• [SELECTED EXTRACT]
■ ■ ■
Or else replace the system.

No wonder, then, that John Stossel insists we “Fix Social Security Before It Goes Broke,” and rescues a decades-old proposal: “private accounts,” which he says “would certainly pay retirees more than Social Security will ever pay.”

In Chile, where they have tried this, private accounts have worked out pretty well, contributing to the once-impoverished country’s rise to “the richest country in Latin America.” 

Had the United States adopted such a system, at Social Security’s inception, the amount of capital flowing into projects big and small would have not merely prevented the stagflation of the Seventies and brought us almost unimaginable wealth, it might have turned political eyes towards accountability, prudence and stability.

But, because Social Security was set up as a Pay As We Go system, we paid . . . and the money went.

It got so messed up that by the 1980s Ronald Reagan charged Alan Greenspan with “fixing” it. That “fix” mainly meant increasing taxation. The decades of revenue surge over outflow was spent by Congress for war and handouts. And now we’re reaching a repeat of the late 1970s’ Social Security insolvency.

Meanwhile, Chilean leftists “hold street protests against private accounts,” Stosssel reminds us. “They’re angry because capitalists get a slice of the pie.”

Back in the USA, Democrats demand that more benefits be wrung from Social Security. Are they dead set on proving why socialism doesn’t work?

This is Common Sense. I’m Paul Jacob.
■ ■ ■
• [LISTING]
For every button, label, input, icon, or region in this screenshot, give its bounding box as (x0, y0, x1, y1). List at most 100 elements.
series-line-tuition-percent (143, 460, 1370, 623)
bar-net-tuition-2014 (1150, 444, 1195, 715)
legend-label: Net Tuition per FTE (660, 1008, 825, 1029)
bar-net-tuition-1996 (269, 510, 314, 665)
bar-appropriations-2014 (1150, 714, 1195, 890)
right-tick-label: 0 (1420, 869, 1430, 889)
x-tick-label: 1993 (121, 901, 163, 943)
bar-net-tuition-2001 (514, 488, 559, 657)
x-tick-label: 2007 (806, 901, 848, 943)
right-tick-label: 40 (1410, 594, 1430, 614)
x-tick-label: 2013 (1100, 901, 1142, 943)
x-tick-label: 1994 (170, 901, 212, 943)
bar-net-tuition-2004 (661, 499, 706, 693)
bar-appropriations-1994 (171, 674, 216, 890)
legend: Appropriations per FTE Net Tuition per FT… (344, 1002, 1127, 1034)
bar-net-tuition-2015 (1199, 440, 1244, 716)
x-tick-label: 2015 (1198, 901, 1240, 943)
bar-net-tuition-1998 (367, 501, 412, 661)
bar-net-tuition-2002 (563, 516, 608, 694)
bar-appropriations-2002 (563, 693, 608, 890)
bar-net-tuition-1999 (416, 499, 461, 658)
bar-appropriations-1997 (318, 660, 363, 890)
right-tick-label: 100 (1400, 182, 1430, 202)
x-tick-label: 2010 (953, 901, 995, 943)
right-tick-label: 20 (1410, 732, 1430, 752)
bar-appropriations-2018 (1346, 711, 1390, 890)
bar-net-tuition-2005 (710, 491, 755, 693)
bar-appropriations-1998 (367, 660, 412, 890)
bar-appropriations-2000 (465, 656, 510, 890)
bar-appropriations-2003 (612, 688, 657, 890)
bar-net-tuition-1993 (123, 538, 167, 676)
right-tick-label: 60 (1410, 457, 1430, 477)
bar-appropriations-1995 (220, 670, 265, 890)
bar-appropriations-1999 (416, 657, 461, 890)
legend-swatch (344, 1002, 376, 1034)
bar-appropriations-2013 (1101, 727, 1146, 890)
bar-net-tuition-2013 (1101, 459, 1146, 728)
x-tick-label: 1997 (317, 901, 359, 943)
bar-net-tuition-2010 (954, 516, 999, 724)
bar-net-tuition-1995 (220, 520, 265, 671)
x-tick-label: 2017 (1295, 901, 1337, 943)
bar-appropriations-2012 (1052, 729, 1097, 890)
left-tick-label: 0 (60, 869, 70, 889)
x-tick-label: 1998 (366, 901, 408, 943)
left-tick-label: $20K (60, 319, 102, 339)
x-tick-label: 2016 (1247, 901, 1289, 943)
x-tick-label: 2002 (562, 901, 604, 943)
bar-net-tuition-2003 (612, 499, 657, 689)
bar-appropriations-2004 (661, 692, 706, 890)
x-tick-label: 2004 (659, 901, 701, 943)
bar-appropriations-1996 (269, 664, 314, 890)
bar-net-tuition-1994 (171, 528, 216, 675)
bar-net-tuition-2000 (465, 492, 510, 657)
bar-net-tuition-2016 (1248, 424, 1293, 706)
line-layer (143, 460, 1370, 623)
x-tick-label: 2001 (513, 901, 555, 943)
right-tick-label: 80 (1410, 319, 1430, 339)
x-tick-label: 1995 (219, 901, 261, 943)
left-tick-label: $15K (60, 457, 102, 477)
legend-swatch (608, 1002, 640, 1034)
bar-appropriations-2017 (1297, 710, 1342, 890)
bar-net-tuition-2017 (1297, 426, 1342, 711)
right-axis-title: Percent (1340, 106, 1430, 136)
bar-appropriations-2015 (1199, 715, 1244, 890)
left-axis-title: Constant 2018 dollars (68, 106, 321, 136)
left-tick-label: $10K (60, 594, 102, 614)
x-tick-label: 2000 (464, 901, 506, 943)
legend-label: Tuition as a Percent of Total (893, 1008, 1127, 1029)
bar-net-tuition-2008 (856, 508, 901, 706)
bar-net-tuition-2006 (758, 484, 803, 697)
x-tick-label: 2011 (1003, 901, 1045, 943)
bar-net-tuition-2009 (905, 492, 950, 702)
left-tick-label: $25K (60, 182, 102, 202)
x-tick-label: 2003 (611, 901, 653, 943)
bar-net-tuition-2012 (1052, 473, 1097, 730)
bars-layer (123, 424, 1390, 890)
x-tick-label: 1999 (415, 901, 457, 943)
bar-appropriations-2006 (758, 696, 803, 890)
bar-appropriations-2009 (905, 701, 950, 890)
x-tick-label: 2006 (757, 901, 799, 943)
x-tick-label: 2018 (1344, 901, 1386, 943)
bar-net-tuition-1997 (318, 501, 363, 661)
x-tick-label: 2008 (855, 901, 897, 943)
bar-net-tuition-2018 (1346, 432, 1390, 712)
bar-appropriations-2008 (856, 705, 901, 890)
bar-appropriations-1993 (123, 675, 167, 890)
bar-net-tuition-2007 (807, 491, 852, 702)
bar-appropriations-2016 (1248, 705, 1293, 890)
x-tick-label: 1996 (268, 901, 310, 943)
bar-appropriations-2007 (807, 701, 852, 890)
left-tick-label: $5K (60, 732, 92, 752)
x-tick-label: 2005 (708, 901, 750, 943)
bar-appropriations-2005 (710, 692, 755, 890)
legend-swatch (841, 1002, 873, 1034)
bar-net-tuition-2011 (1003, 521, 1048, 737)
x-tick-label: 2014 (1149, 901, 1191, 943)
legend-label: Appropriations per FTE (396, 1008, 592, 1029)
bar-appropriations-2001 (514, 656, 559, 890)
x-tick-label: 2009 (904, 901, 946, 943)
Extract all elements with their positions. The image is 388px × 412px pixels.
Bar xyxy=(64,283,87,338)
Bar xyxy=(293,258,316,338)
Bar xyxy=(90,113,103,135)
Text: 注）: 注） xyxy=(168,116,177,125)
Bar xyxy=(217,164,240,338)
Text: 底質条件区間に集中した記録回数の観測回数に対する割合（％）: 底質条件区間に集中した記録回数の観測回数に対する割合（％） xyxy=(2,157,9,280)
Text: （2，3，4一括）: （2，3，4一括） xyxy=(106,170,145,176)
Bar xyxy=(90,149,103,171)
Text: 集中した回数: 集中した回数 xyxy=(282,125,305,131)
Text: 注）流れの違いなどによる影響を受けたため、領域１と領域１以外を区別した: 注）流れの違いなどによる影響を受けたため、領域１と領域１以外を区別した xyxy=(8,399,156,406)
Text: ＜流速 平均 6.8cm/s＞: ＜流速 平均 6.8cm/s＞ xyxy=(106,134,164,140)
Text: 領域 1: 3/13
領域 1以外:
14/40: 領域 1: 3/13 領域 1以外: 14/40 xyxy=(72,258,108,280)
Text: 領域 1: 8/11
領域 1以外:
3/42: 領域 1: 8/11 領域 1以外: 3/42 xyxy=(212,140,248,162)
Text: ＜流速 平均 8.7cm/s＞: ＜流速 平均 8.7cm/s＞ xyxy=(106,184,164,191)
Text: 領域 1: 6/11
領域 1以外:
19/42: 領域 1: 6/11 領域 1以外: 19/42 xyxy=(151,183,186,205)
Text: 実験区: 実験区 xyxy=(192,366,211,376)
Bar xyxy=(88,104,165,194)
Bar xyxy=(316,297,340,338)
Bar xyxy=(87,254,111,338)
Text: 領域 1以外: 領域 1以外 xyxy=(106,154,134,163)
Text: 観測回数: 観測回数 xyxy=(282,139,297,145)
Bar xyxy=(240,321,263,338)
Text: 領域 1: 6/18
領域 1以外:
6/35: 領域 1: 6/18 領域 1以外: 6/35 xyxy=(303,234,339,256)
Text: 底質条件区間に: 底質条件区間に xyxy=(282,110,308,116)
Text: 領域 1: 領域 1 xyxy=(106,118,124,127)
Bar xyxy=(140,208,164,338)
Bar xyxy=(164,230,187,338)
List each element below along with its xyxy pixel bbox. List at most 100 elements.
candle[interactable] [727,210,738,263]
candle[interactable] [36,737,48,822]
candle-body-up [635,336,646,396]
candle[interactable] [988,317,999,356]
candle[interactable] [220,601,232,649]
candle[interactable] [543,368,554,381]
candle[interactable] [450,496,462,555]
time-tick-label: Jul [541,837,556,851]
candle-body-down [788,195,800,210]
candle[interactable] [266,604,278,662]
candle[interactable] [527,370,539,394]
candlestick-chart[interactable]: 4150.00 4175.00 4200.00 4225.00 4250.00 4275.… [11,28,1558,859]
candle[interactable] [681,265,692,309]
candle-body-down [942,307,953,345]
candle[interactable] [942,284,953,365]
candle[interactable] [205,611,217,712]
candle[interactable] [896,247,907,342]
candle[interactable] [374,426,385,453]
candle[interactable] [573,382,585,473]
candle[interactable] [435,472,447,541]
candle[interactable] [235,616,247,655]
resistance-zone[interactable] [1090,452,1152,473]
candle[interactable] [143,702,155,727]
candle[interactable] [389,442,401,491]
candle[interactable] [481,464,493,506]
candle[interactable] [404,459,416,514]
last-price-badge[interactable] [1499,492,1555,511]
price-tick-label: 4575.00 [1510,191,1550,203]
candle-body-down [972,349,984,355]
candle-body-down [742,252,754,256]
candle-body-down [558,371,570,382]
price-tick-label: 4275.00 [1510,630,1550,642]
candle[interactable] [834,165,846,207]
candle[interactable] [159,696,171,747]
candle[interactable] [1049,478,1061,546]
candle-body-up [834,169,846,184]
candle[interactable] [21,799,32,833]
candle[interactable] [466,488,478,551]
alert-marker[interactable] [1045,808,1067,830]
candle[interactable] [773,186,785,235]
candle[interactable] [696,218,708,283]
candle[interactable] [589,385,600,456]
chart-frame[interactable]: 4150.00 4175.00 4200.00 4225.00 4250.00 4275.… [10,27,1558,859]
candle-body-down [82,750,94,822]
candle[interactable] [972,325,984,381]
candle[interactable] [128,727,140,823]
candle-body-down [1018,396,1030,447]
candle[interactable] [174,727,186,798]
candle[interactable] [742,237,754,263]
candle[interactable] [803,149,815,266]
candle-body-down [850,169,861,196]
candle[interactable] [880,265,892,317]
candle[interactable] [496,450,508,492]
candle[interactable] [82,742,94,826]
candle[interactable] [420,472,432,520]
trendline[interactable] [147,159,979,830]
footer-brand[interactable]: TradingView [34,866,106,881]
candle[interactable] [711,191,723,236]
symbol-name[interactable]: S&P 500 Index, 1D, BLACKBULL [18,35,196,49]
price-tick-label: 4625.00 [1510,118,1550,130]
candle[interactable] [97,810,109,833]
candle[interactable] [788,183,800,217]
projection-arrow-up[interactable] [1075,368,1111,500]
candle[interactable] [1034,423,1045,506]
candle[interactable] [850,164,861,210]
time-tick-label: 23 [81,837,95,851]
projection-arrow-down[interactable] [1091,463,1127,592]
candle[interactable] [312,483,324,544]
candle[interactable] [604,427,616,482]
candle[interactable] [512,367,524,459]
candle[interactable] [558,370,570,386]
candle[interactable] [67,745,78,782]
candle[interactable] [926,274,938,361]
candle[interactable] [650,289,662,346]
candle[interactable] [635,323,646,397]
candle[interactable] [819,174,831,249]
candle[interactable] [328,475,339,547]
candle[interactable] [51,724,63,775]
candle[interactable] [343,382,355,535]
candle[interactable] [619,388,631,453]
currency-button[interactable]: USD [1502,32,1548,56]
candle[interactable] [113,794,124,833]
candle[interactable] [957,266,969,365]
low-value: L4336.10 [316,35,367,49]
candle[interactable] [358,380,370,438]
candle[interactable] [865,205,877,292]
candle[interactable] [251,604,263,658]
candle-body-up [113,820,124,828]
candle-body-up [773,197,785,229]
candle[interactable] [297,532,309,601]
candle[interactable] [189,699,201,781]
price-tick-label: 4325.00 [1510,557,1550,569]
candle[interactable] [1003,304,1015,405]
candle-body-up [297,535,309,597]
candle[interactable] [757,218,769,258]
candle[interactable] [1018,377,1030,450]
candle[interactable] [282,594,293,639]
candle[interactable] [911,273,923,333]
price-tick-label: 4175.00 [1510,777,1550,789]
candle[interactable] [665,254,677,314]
■ ■ ■
• [PROBLEM STATEMENT] Name every person the Social Security commentary mentions by full name.

• [PROBLEM SOLUTION] John Stossel, Ronald Reagan, Alan Greenspan, Paul Jacob